┌─ Stored data

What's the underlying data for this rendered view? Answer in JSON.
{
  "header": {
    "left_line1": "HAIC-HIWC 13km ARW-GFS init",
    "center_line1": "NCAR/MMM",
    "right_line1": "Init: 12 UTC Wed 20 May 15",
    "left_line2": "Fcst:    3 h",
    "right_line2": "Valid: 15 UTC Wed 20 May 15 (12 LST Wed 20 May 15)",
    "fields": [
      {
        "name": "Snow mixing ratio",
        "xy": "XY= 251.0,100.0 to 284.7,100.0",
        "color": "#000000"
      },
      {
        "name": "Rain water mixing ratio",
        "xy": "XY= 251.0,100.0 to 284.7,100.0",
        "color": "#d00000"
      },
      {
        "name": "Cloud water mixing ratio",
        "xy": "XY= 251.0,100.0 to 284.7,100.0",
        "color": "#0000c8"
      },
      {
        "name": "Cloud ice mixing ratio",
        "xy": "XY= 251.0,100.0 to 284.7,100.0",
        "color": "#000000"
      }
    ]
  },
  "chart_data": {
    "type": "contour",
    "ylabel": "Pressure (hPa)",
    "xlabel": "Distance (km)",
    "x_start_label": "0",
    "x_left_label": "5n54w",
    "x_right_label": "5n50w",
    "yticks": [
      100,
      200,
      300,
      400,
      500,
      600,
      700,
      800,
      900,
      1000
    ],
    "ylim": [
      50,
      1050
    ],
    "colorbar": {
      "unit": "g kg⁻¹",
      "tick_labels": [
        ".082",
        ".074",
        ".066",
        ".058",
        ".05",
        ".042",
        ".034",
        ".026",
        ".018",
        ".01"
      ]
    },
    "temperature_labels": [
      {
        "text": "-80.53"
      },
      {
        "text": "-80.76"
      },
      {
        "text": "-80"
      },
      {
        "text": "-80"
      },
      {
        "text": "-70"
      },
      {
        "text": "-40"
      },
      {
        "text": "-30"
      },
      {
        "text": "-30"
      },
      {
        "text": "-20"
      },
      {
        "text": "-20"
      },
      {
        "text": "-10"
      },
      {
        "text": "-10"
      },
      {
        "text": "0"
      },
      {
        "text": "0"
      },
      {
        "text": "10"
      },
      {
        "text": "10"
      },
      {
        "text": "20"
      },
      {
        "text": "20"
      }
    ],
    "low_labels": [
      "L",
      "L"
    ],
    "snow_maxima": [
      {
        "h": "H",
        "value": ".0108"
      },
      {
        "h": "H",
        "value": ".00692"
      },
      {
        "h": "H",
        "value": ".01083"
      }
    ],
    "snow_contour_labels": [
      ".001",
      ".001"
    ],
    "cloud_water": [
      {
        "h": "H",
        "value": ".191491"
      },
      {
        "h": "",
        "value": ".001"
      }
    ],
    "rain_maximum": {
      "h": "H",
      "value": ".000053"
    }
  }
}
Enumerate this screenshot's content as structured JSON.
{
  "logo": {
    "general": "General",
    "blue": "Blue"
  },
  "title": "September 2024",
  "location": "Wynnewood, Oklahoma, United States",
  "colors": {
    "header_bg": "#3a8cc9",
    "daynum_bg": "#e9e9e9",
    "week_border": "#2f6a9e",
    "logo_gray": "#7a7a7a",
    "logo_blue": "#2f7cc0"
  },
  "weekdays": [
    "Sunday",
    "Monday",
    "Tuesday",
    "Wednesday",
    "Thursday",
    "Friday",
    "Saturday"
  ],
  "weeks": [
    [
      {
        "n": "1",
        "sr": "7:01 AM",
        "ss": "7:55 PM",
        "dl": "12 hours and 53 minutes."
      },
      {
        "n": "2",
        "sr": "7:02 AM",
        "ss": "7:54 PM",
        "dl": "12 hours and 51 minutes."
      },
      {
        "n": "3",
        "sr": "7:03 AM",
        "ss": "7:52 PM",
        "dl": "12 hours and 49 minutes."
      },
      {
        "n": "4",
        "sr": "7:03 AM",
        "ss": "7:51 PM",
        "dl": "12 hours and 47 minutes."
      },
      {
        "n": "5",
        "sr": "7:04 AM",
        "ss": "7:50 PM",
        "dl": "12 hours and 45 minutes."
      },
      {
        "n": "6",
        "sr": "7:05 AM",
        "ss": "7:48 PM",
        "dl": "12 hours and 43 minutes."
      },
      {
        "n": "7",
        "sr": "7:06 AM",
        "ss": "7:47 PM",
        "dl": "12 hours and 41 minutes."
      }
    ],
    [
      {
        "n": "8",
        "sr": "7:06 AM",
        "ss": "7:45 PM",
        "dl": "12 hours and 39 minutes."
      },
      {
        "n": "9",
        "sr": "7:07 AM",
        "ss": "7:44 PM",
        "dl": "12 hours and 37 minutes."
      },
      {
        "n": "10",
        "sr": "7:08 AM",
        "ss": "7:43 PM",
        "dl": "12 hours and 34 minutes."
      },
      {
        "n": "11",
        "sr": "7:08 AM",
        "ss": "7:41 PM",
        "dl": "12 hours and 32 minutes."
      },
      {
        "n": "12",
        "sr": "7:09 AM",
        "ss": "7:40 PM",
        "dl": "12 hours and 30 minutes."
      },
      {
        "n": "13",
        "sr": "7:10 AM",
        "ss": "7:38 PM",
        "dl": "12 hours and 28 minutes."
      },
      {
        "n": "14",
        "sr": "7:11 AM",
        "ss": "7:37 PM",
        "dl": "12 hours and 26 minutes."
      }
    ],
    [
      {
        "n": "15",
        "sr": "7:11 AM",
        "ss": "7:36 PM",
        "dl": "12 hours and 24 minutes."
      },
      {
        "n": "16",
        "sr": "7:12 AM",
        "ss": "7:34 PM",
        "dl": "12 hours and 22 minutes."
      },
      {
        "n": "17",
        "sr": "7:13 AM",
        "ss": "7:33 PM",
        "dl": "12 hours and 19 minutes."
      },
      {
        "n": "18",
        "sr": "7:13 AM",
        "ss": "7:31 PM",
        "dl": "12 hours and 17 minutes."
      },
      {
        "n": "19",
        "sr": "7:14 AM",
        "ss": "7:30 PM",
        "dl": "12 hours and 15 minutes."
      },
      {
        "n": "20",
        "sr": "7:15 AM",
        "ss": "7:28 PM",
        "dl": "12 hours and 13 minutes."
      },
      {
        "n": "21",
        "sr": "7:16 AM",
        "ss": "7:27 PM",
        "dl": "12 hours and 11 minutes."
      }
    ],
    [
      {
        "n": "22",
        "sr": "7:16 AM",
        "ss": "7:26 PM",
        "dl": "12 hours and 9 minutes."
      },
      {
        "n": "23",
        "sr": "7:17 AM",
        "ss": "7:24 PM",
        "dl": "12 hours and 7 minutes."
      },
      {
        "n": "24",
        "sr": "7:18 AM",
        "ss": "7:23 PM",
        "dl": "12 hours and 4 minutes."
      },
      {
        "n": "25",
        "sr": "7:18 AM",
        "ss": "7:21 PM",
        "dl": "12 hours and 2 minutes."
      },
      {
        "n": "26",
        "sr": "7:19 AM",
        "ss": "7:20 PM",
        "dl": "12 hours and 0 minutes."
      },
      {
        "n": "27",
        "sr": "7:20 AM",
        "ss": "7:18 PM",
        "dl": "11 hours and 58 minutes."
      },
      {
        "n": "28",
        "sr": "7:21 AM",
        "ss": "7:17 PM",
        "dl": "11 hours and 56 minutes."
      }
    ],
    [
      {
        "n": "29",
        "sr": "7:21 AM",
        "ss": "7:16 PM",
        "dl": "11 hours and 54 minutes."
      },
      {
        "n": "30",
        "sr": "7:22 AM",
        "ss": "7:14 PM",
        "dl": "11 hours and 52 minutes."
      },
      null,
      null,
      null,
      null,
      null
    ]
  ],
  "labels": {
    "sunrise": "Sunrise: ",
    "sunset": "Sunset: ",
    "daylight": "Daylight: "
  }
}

└─

◆ **Exercise task**: Set down all of the records shown above once more, exactly.

◆ **Response**:
What's the underlying data for this rendered view? Answer in JSON.
{
  "header": {
    "left_line1": "HAIC-HIWC 13km ARW-GFS init",
    "center_line1": "NCAR/MMM",
    "right_line1": "Init: 12 UTC Wed 20 May 15",
    "left_line2": "Fcst:    3 h",
    "right_line2": "Valid: 15 UTC Wed 20 May 15 (12 LST Wed 20 May 15)",
    "fields": [
      {
        "name": "Snow mixing ratio",
        "xy": "XY= 251.0,100.0 to 284.7,100.0",
        "color": "#000000"
      },
      {
        "name": "Rain water mixing ratio",
        "xy": "XY= 251.0,100.0 to 284.7,100.0",
        "color": "#d00000"
      },
      {
        "name": "Cloud water mixing ratio",
        "xy": "XY= 251.0,100.0 to 284.7,100.0",
        "color": "#0000c8"
      },
      {
        "name": "Cloud ice mixing ratio",
        "xy": "XY= 251.0,100.0 to 284.7,100.0",
        "color": "#000000"
      }
    ]
  },
  "chart_data": {
    "type": "contour",
    "ylabel": "Pressure (hPa)",
    "xlabel": "Distance (km)",
    "x_start_label": "0",
    "x_left_label": "5n54w",
    "x_right_label": "5n50w",
    "yticks": [
      100,
      200,
      300,
      400,
      500,
      600,
      700,
      800,
      900,
      1000
    ],
    "ylim": [
      50,
      1050
    ],
    "colorbar": {
      "unit": "g kg⁻¹",
      "tick_labels": [
        ".082",
        ".074",
        ".066",
        ".058",
        ".05",
        ".042",
        ".034",
        ".026",
        ".018",
        ".01"
      ]
    },
    "temperature_labels": [
      {
        "text": "-80.53"
      },
      {
        "text": "-80.76"
      },
      {
        "text": "-80"
      },
      {
        "text": "-80"
      },
      {
        "text": "-70"
      },
      {
        "text": "-40"
      },
      {
        "text": "-30"
      },
      {
        "text": "-30"
      },
      {
        "text": "-20"
      },
      {
        "text": "-20"
      },
      {
        "text": "-10"
      },
      {
        "text": "-10"
      },
      {
        "text": "0"
      },
      {
        "text": "0"
      },
      {
        "text": "10"
      },
      {
        "text": "10"
      },
      {
        "text": "20"
      },
      {
        "text": "20"
      }
    ],
    "low_labels": [
      "L",
      "L"
    ],
    "snow_maxima": [
      {
        "h": "H",
        "value": ".0108"
      },
      {
        "h": "H",
        "value": ".00692"
      },
      {
        "h": "H",
        "value": ".01083"
      }
    ],
    "snow_contour_labels": [
      ".001",
      ".001"
    ],
    "cloud_water": [
      {
        "h": "H",
        "value": ".191491"
      },
      {
        "h": "",
        "value": ".001"
      }
    ],
    "rain_maximum": {
      "h": "H",
      "value": ".000053"
    }
  }
}
Enumerate this screenshot's content as structured JSON.
{
  "logo": {
    "general": "General",
    "blue": "Blue"
  },
  "title": "September 2024",
  "location": "Wynnewood, Oklahoma, United States",
  "colors": {
    "header_bg": "#3a8cc9",
    "daynum_bg": "#e9e9e9",
    "week_border": "#2f6a9e",
    "logo_gray": "#7a7a7a",
    "logo_blue": "#2f7cc0"
  },
  "weekdays": [
    "Sunday",
    "Monday",
    "Tuesday",
    "Wednesday",
    "Thursday",
    "Friday",
    "Saturday"
  ],
  "weeks": [
    [
      {
        "n": "1",
        "sr": "7:01 AM",
        "ss": "7:55 PM",
        "dl": "12 hours and 53 minutes."
      },
      {
        "n": "2",
        "sr": "7:02 AM",
        "ss": "7:54 PM",
        "dl": "12 hours and 51 minutes."
      },
      {
        "n": "3",
        "sr": "7:03 AM",
        "ss": "7:52 PM",
        "dl": "12 hours and 49 minutes."
      },
      {
        "n": "4",
        "sr": "7:03 AM",
        "ss": "7:51 PM",
        "dl": "12 hours and 47 minutes."
      },
      {
        "n": "5",
        "sr": "7:04 AM",
        "ss": "7:50 PM",
        "dl": "12 hours and 45 minutes."
      },
      {
        "n": "6",
        "sr": "7:05 AM",
        "ss": "7:48 PM",
        "dl": "12 hours and 43 minutes."
      },
      {
        "n": "7",
        "sr": "7:06 AM",
        "ss": "7:47 PM",
        "dl": "12 hours and 41 minutes."
      }
    ],
    [
      {
        "n": "8",
        "sr": "7:06 AM",
        "ss": "7:45 PM",
        "dl": "12 hours and 39 minutes."
      },
      {
        "n": "9",
        "sr": "7:07 AM",
        "ss": "7:44 PM",
        "dl": "12 hours and 37 minutes."
      },
      {
        "n": "10",
        "sr": "7:08 AM",
        "ss": "7:43 PM",
        "dl": "12 hours and 34 minutes."
      },
      {
        "n": "11",
        "sr": "7:08 AM",
        "ss": "7:41 PM",
        "dl": "12 hours and 32 minutes."
      },
      {
        "n": "12",
        "sr": "7:09 AM",
        "ss": "7:40 PM",
        "dl": "12 hours and 30 minutes."
      },
      {
        "n": "13",
        "sr": "7:10 AM",
        "ss": "7:38 PM",
        "dl": "12 hours and 28 minutes."
      },
      {
        "n": "14",
        "sr": "7:11 AM",
        "ss": "7:37 PM",
        "dl": "12 hours and 26 minutes."
      }
    ],
    [
      {
        "n": "15",
        "sr": "7:11 AM",
        "ss": "7:36 PM",
        "dl": "12 hours and 24 minutes."
      },
      {
        "n": "16",
        "sr": "7:12 AM",
        "ss": "7:34 PM",
        "dl": "12 hours and 22 minutes."
      },
      {
        "n": "17",
        "sr": "7:13 AM",
        "ss": "7:33 PM",
        "dl": "12 hours and 19 minutes."
      },
      {
        "n": "18",
        "sr": "7:13 AM",
        "ss": "7:31 PM",
        "dl": "12 hours and 17 minutes."
      },
      {
        "n": "19",
        "sr": "7:14 AM",
        "ss": "7:30 PM",
        "dl": "12 hours and 15 minutes."
      },
      {
        "n": "20",
        "sr": "7:15 AM",
        "ss": "7:28 PM",
        "dl": "12 hours and 13 minutes."
      },
      {
        "n": "21",
        "sr": "7:16 AM",
        "ss": "7:27 PM",
        "dl": "12 hours and 11 minutes."
      }
    ],
    [
      {
        "n": "22",
        "sr": "7:16 AM",
        "ss": "7:26 PM",
        "dl": "12 hours and 9 minutes."
      },
      {
        "n": "23",
        "sr": "7:17 AM",
        "ss": "7:24 PM",
        "dl": "12 hours and 7 minutes."
      },
      {
        "n": "24",
        "sr": "7:18 AM",
        "ss": "7:23 PM",
        "dl": "12 hours and 4 minutes."
      },
      {
        "n": "25",
        "sr": "7:18 AM",
        "ss": "7:21 PM",
        "dl": "12 hours and 2 minutes."
      },
      {
        "n": "26",
        "sr": "7:19 AM",
        "ss": "7:20 PM",
        "dl": "12 hours and 0 minutes."
      },
      {
        "n": "27",
        "sr": "7:20 AM",
        "ss": "7:18 PM",
        "dl": "11 hours and 58 minutes."
      },
      {
        "n": "28",
        "sr": "7:21 AM",
        "ss": "7:17 PM",
        "dl": "11 hours and 56 minutes."
      }
    ],
    [
      {
        "n": "29",
        "sr": "7:21 AM",
        "ss": "7:16 PM",
        "dl": "11 hours and 54 minutes."
      },
      {
        "n": "30",
        "sr": "7:22 AM",
        "ss": "7:14 PM",
        "dl": "11 hours and 52 minutes."
      },
      null,
      null,
      null,
      null,
      null
    ]
  ],
  "labels": {
    "sunrise": "Sunrise: ",
    "sunset": "Sunset: ",
    "daylight": "Daylight: "
  }
}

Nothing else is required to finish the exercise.